-- The request --
Retype exactly the lines that run from the line with "Transcribe this image's" to the final line of the entries, keeping both ends and nothing else.
◇ ◇ ◇ ◇ ◇
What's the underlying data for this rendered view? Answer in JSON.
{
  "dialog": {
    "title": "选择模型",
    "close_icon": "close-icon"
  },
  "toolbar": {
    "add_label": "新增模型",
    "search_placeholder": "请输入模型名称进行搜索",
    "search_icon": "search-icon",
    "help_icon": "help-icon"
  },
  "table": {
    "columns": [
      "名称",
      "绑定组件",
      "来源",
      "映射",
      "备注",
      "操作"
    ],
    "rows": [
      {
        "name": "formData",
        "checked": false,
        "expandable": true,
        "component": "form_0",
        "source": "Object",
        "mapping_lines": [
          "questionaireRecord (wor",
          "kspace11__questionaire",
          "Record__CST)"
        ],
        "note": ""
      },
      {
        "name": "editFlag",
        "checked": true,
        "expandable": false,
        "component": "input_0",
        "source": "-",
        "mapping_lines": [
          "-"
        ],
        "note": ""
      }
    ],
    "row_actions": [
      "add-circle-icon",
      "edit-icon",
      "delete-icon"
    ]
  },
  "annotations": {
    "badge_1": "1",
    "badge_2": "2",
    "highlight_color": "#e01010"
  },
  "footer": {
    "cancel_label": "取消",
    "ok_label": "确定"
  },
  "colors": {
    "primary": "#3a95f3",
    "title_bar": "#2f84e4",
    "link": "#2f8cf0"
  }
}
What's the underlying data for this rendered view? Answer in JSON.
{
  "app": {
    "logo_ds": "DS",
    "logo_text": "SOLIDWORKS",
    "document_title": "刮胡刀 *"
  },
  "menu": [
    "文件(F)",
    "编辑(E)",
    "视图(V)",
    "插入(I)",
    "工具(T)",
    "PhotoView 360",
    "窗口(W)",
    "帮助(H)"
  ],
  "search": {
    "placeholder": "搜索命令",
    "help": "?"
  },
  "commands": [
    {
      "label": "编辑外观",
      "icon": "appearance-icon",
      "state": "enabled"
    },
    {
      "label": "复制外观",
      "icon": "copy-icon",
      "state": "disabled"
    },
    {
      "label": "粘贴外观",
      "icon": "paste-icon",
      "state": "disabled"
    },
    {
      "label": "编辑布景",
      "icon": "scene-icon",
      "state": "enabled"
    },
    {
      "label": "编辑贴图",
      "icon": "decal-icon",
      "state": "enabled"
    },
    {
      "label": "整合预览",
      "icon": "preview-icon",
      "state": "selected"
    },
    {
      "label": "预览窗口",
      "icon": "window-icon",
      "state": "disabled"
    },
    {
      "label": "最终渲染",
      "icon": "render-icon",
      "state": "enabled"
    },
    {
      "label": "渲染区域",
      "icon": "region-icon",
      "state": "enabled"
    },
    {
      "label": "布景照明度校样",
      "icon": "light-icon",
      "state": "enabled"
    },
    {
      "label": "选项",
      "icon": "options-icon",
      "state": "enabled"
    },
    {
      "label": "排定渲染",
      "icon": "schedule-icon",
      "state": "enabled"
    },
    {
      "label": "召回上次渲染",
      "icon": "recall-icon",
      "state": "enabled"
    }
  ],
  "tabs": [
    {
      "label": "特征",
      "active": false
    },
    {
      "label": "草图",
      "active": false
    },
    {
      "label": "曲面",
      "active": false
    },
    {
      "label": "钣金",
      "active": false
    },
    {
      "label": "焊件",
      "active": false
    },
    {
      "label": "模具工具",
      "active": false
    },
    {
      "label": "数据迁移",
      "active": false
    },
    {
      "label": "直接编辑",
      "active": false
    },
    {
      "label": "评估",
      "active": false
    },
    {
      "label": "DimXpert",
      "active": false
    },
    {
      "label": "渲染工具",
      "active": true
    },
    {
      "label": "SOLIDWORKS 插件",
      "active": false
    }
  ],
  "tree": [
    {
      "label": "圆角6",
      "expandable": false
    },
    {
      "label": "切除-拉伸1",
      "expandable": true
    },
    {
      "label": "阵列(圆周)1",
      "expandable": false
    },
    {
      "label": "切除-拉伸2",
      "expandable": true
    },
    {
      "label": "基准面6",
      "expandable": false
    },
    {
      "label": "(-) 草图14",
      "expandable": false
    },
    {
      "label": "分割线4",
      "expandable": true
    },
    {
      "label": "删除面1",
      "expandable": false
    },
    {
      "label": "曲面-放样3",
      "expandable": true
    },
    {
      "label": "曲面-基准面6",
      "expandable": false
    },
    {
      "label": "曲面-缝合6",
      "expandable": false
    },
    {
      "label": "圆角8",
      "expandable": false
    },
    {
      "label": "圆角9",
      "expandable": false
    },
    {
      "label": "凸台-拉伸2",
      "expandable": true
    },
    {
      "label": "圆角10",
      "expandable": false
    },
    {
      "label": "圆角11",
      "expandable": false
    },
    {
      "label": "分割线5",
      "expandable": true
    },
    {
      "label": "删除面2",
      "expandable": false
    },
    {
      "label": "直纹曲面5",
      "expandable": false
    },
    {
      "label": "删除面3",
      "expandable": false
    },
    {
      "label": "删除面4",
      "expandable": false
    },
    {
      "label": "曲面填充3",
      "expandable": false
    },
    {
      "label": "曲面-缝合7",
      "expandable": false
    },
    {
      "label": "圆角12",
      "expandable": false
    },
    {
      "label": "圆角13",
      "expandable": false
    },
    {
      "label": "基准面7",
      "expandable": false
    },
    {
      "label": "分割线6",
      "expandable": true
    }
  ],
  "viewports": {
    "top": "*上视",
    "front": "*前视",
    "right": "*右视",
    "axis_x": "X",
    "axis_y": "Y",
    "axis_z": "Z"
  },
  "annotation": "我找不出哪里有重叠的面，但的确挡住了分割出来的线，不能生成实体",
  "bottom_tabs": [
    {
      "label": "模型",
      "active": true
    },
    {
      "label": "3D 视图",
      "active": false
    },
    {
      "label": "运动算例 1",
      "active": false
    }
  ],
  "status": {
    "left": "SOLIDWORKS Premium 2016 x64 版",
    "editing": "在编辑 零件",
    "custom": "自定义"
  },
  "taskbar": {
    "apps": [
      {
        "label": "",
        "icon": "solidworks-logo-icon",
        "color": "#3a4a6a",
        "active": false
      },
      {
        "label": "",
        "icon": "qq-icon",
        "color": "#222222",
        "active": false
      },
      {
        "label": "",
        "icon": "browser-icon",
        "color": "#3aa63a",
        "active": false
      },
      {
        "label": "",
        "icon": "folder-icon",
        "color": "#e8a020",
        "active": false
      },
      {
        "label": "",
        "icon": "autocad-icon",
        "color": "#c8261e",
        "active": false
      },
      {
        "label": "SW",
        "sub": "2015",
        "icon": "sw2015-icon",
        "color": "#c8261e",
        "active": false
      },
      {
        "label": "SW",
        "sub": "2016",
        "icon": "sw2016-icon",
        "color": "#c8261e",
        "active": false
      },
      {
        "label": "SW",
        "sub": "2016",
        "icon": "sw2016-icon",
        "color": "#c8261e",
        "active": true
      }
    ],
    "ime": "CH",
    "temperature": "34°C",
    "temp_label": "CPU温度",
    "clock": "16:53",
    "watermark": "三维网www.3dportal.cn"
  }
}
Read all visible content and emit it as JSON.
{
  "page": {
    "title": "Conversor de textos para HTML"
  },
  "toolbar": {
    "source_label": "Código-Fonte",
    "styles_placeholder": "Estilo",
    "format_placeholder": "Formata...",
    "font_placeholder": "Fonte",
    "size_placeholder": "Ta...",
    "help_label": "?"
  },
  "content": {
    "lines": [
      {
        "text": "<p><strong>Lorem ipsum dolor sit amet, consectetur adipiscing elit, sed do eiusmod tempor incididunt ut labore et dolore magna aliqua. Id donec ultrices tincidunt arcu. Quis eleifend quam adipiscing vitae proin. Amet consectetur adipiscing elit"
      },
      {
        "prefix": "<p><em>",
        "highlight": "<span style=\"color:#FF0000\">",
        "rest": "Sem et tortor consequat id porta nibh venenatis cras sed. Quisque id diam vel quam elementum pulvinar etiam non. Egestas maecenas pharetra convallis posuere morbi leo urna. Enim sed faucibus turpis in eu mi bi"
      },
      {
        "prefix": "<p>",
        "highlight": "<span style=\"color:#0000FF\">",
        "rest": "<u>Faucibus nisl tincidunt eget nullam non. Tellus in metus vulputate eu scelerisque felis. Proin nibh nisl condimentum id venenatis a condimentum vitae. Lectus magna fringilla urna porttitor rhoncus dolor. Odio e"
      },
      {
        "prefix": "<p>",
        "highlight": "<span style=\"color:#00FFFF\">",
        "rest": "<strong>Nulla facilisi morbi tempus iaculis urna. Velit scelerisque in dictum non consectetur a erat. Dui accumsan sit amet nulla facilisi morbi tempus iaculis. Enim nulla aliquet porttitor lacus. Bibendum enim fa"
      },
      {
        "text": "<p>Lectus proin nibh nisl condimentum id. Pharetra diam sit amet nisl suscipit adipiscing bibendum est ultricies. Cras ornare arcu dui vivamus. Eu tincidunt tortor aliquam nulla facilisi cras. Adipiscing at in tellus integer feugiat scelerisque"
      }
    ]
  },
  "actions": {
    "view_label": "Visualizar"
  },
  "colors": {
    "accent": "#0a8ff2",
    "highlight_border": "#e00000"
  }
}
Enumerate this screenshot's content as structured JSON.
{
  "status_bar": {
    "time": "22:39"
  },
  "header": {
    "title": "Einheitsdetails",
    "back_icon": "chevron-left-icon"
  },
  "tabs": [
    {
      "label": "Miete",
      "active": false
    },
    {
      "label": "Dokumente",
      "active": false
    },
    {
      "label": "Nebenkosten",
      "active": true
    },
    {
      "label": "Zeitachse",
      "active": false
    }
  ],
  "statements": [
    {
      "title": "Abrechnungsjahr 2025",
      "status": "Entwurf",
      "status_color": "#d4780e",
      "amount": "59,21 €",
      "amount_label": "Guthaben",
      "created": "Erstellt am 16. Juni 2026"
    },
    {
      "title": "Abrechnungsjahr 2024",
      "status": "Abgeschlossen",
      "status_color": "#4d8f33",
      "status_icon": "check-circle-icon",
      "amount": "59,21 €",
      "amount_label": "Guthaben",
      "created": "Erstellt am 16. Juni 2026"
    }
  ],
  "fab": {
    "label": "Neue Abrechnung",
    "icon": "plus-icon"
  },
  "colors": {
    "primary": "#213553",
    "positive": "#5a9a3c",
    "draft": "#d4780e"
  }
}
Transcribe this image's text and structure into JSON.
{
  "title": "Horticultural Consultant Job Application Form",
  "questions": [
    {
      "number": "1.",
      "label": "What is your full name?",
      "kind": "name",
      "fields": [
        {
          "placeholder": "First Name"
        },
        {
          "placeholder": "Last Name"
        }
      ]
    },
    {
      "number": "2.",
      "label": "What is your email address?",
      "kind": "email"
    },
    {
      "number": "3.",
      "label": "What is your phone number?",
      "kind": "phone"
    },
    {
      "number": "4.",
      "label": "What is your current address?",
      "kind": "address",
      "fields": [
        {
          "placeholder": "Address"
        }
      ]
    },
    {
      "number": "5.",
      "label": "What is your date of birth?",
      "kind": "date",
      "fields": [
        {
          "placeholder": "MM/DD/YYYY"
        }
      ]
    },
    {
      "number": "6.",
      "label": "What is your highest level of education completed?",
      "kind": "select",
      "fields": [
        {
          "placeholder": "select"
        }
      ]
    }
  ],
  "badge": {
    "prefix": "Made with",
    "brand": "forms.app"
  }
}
◇ ◇ ◇ ◇ ◇
-- Exercise output --
Transcribe this image's text and structure into JSON.
{
  "title": "Horticultural Consultant Job Application Form",
  "questions": [
    {
      "number": "1.",
      "label": "What is your full name?",
      "kind": "name",
      "fields": [
        {
          "placeholder": "First Name"
        },
        {
          "placeholder": "Last Name"
        }
      ]
    },
    {
      "number": "2.",
      "label": "What is your email address?",
      "kind": "email"
    },
    {
      "number": "3.",
      "label": "What is your phone number?",
      "kind": "phone"
    },
    {
      "number": "4.",
      "label": "What is your current address?",
      "kind": "address",
      "fields": [
        {
          "placeholder": "Address"
        }
      ]
    },
    {
      "number": "5.",
      "label": "What is your date of birth?",
      "kind": "date",
      "fields": [
        {
          "placeholder": "MM/DD/YYYY"
        }
      ]
    },
    {
      "number": "6.",
      "label": "What is your highest level of education completed?",
      "kind": "select",
      "fields": [
        {
          "placeholder": "select"
        }
      ]
    }
  ],
  "badge": {
    "prefix": "Made with",
    "brand": "forms.app"
  }
}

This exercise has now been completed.